Task brief ::
Reproduce each line exactly, including spacing and punctuation.

# START OF Input material

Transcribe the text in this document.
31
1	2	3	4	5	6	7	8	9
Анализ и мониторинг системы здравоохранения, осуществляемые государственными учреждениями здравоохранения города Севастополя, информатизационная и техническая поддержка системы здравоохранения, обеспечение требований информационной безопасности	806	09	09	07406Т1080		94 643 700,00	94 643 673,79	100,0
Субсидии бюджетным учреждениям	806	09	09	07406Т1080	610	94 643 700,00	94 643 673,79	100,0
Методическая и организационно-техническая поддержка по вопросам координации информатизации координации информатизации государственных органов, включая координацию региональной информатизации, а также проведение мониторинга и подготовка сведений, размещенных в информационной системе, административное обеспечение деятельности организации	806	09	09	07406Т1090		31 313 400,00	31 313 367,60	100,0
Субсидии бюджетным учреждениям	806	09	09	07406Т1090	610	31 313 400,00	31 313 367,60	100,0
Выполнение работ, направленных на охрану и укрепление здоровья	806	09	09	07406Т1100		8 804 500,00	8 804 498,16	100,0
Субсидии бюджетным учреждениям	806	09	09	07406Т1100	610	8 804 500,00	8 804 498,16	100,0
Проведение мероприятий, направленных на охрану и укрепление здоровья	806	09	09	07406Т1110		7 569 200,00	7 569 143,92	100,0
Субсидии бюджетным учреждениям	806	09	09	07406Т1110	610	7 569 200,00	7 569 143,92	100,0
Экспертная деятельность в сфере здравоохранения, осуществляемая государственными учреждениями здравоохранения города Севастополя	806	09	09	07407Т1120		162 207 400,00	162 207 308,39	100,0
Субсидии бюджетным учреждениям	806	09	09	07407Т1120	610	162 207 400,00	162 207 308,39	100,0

# END OF Input material

Task result ::
Transcribe the text in this document.
31
1	2	3	4	5	6	7	8	9
Анализ и мониторинг системы здравоохранения, осуществляемые государственными учреждениями здравоохранения города Севастополя, информатизационная и техническая поддержка системы здравоохранения, обеспечение требований информационной безопасности	806	09	09	07406Т1080		94 643 700,00	94 643 673,79	100,0
Субсидии бюджетным учреждениям	806	09	09	07406Т1080	610	94 643 700,00	94 643 673,79	100,0
Методическая и организационно-техническая поддержка по вопросам координации информатизации координации информатизации государственных органов, включая координацию региональной информатизации, а также проведение мониторинга и подготовка сведений, размещенных в информационной системе, административное обеспечение деятельности организации	806	09	09	07406Т1090		31 313 400,00	31 313 367,60	100,0
Субсидии бюджетным учреждениям	806	09	09	07406Т1090	610	31 313 400,00	31 313 367,60	100,0
Выполнение работ, направленных на охрану и укрепление здоровья	806	09	09	07406Т1100		8 804 500,00	8 804 498,16	100,0
Субсидии бюджетным учреждениям	806	09	09	07406Т1100	610	8 804 500,00	8 804 498,16	100,0
Проведение мероприятий, направленных на охрану и укрепление здоровья	806	09	09	07406Т1110		7 569 200,00	7 569 143,92	100,0
Субсидии бюджетным учреждениям	806	09	09	07406Т1110	610	7 569 200,00	7 569 143,92	100,0
Экспертная деятельность в сфере здравоохранения, осуществляемая государственными учреждениями здравоохранения города Севастополя	806	09	09	07407Т1120		162 207 400,00	162 207 308,39	100,0
Субсидии бюджетным учреждениям	806	09	09	07407Т1120	610	162 207 400,00	162 207 308,39	100,0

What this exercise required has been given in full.